» Exercise instructions: Output the records exactly. Include every line.

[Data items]
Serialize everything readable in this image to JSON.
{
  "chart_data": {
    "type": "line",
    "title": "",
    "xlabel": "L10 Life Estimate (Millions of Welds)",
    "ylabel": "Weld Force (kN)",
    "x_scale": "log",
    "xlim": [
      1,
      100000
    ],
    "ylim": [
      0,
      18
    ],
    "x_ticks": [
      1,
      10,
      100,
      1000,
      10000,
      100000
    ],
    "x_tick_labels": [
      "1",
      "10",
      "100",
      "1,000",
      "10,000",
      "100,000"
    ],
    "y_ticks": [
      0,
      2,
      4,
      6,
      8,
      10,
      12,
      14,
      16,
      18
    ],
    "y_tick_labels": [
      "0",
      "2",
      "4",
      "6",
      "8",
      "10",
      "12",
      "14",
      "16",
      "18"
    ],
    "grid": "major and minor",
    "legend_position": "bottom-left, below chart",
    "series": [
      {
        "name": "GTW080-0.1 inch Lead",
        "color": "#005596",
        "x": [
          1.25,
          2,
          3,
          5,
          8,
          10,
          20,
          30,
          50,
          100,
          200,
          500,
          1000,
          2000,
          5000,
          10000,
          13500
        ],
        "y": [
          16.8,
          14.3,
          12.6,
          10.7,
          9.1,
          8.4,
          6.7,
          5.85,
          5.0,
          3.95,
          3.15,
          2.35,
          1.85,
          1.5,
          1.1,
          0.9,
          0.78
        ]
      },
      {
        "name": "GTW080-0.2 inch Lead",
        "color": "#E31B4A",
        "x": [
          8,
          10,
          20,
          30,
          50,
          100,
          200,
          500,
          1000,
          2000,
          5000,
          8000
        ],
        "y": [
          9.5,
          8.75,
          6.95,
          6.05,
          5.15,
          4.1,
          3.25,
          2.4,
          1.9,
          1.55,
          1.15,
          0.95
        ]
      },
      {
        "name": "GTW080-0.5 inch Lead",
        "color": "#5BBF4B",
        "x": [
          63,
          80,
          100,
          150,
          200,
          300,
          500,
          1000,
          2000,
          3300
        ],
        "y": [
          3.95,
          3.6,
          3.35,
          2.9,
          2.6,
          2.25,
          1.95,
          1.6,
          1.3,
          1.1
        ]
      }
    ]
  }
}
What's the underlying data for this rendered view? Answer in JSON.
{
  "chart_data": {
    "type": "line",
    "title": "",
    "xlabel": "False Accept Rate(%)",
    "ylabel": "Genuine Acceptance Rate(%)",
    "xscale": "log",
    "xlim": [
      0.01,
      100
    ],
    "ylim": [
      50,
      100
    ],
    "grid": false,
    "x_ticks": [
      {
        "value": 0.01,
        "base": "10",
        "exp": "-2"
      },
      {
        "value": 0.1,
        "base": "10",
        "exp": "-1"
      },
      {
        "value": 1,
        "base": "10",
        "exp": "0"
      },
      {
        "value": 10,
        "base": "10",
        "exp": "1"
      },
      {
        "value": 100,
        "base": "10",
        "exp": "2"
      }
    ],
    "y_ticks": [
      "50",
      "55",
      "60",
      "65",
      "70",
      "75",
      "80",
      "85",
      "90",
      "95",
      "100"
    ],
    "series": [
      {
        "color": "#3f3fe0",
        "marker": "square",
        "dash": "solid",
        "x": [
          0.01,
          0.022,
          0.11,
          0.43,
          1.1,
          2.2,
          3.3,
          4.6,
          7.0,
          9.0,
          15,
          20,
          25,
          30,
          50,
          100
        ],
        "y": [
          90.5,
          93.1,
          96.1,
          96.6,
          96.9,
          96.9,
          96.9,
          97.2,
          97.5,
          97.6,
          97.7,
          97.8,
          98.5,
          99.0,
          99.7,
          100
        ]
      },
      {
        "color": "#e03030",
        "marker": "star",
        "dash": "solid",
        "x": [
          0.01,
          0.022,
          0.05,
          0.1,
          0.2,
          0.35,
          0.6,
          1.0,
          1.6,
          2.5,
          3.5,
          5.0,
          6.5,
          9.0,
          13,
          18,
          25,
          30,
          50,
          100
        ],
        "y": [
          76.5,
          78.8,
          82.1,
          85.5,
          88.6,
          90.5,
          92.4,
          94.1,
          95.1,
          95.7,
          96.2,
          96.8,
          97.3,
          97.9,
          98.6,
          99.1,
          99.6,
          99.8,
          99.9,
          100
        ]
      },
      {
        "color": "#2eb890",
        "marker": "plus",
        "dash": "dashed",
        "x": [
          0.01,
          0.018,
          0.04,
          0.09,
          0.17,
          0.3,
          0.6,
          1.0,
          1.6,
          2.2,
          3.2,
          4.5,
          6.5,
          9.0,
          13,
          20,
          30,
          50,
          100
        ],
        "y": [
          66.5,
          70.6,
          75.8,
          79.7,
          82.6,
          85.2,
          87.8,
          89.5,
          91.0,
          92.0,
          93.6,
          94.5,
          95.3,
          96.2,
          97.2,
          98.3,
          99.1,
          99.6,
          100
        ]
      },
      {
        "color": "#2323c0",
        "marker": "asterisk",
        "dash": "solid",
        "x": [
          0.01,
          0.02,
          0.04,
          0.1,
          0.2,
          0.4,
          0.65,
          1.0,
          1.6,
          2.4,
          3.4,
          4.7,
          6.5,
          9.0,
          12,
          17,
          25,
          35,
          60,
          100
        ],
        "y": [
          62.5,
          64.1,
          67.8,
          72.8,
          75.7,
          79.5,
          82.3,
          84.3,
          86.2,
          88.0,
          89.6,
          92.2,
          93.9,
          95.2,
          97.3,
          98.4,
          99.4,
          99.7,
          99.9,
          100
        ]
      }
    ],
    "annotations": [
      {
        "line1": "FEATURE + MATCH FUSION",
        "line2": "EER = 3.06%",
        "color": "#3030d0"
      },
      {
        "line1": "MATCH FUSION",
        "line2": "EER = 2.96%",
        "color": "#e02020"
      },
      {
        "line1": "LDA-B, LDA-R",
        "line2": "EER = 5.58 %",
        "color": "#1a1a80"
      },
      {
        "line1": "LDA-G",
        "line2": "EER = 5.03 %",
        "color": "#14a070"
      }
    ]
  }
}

» Solved problem:
Serialize everything readable in this image to JSON.
{
  "chart_data": {
    "type": "line",
    "title": "",
    "xlabel": "L10 Life Estimate (Millions of Welds)",
    "ylabel": "Weld Force (kN)",
    "x_scale": "log",
    "xlim": [
      1,
      100000
    ],
    "ylim": [
      0,
      18
    ],
    "x_ticks": [
      1,
      10,
      100,
      1000,
      10000,
      100000
    ],
    "x_tick_labels": [
      "1",
      "10",
      "100",
      "1,000",
      "10,000",
      "100,000"
    ],
    "y_ticks": [
      0,
      2,
      4,
      6,
      8,
      10,
      12,
      14,
      16,
      18
    ],
    "y_tick_labels": [
      "0",
      "2",
      "4",
      "6",
      "8",
      "10",
      "12",
      "14",
      "16",
      "18"
    ],
    "grid": "major and minor",
    "legend_position": "bottom-left, below chart",
    "series": [
      {
        "name": "GTW080-0.1 inch Lead",
        "color": "#005596",
        "x": [
          1.25,
          2,
          3,
          5,
          8,
          10,
          20,
          30,
          50,
          100,
          200,
          500,
          1000,
          2000,
          5000,
          10000,
          13500
        ],
        "y": [
          16.8,
          14.3,
          12.6,
          10.7,
          9.1,
          8.4,
          6.7,
          5.85,
          5.0,
          3.95,
          3.15,
          2.35,
          1.85,
          1.5,
          1.1,
          0.9,
          0.78
        ]
      },
      {
        "name": "GTW080-0.2 inch Lead",
        "color": "#E31B4A",
        "x": [
          8,
          10,
          20,
          30,
          50,
          100,
          200,
          500,
          1000,
          2000,
          5000,
          8000
        ],
        "y": [
          9.5,
          8.75,
          6.95,
          6.05,
          5.15,
          4.1,
          3.25,
          2.4,
          1.9,
          1.55,
          1.15,
          0.95
        ]
      },
      {
        "name": "GTW080-0.5 inch Lead",
        "color": "#5BBF4B",
        "x": [
          63,
          80,
          100,
          150,
          200,
          300,
          500,
          1000,
          2000,
          3300
        ],
        "y": [
          3.95,
          3.6,
          3.35,
          2.9,
          2.6,
          2.25,
          1.95,
          1.6,
          1.3,
          1.1
        ]
      }
    ]
  }
}
What's the underlying data for this rendered view? Answer in JSON.
{
  "chart_data": {
    "type": "line",
    "title": "",
    "xlabel": "False Accept Rate(%)",
    "ylabel": "Genuine Acceptance Rate(%)",
    "xscale": "log",
    "xlim": [
      0.01,
      100
    ],
    "ylim": [
      50,
      100
    ],
    "grid": false,
    "x_ticks": [
      {
        "value": 0.01,
        "base": "10",
        "exp": "-2"
      },
      {
        "value": 0.1,
        "base": "10",
        "exp": "-1"
      },
      {
        "value": 1,
        "base": "10",
        "exp": "0"
      },
      {
        "value": 10,
        "base": "10",
        "exp": "1"
      },
      {
        "value": 100,
        "base": "10",
        "exp": "2"
      }
    ],
    "y_ticks": [
      "50",
      "55",
      "60",
      "65",
      "70",
      "75",
      "80",
      "85",
      "90",
      "95",
      "100"
    ],
    "series": [
      {
        "color": "#3f3fe0",
        "marker": "square",
        "dash": "solid",
        "x": [
          0.01,
          0.022,
          0.11,
          0.43,
          1.1,
          2.2,
          3.3,
          4.6,
          7.0,
          9.0,
          15,
          20,
          25,
          30,
          50,
          100
        ],
        "y": [
          90.5,
          93.1,
          96.1,
          96.6,
          96.9,
          96.9,
          96.9,
          97.2,
          97.5,
          97.6,
          97.7,
          97.8,
          98.5,
          99.0,
          99.7,
          100
        ]
      },
      {
        "color": "#e03030",
        "marker": "star",
        "dash": "solid",
        "x": [
          0.01,
          0.022,
          0.05,
          0.1,
          0.2,
          0.35,
          0.6,
          1.0,
          1.6,
          2.5,
          3.5,
          5.0,
          6.5,
          9.0,
          13,
          18,
          25,
          30,
          50,
          100
        ],
        "y": [
          76.5,
          78.8,
          82.1,
          85.5,
          88.6,
          90.5,
          92.4,
          94.1,
          95.1,
          95.7,
          96.2,
          96.8,
          97.3,
          97.9,
          98.6,
          99.1,
          99.6,
          99.8,
          99.9,
          100
        ]
      },
      {
        "color": "#2eb890",
        "marker": "plus",
        "dash": "dashed",
        "x": [
          0.01,
          0.018,
          0.04,
          0.09,
          0.17,
          0.3,
          0.6,
          1.0,
          1.6,
          2.2,
          3.2,
          4.5,
          6.5,
          9.0,
          13,
          20,
          30,
          50,
          100
        ],
        "y": [
          66.5,
          70.6,
          75.8,
          79.7,
          82.6,
          85.2,
          87.8,
          89.5,
          91.0,
          92.0,
          93.6,
          94.5,
          95.3,
          96.2,
          97.2,
          98.3,
          99.1,
          99.6,
          100
        ]
      },
      {
        "color": "#2323c0",
        "marker": "asterisk",
        "dash": "solid",
        "x": [
          0.01,
          0.02,
          0.04,
          0.1,
          0.2,
          0.4,
          0.65,
          1.0,
          1.6,
          2.4,
          3.4,
          4.7,
          6.5,
          9.0,
          12,
          17,
          25,
          35,
          60,
          100
        ],
        "y": [
          62.5,
          64.1,
          67.8,
          72.8,
          75.7,
          79.5,
          82.3,
          84.3,
          86.2,
          88.0,
          89.6,
          92.2,
          93.9,
          95.2,
          97.3,
          98.4,
          99.4,
          99.7,
          99.9,
          100
        ]
      }
    ],
    "annotations": [
      {
        "line1": "FEATURE + MATCH FUSION",
        "line2": "EER = 3.06%",
        "color": "#3030d0"
      },
      {
        "line1": "MATCH FUSION",
        "line2": "EER = 2.96%",
        "color": "#e02020"
      },
      {
        "line1": "LDA-B, LDA-R",
        "line2": "EER = 5.58 %",
        "color": "#1a1a80"
      },
      {
        "line1": "LDA-G",
        "line2": "EER = 5.03 %",
        "color": "#14a070"
      }
    ]
  }
}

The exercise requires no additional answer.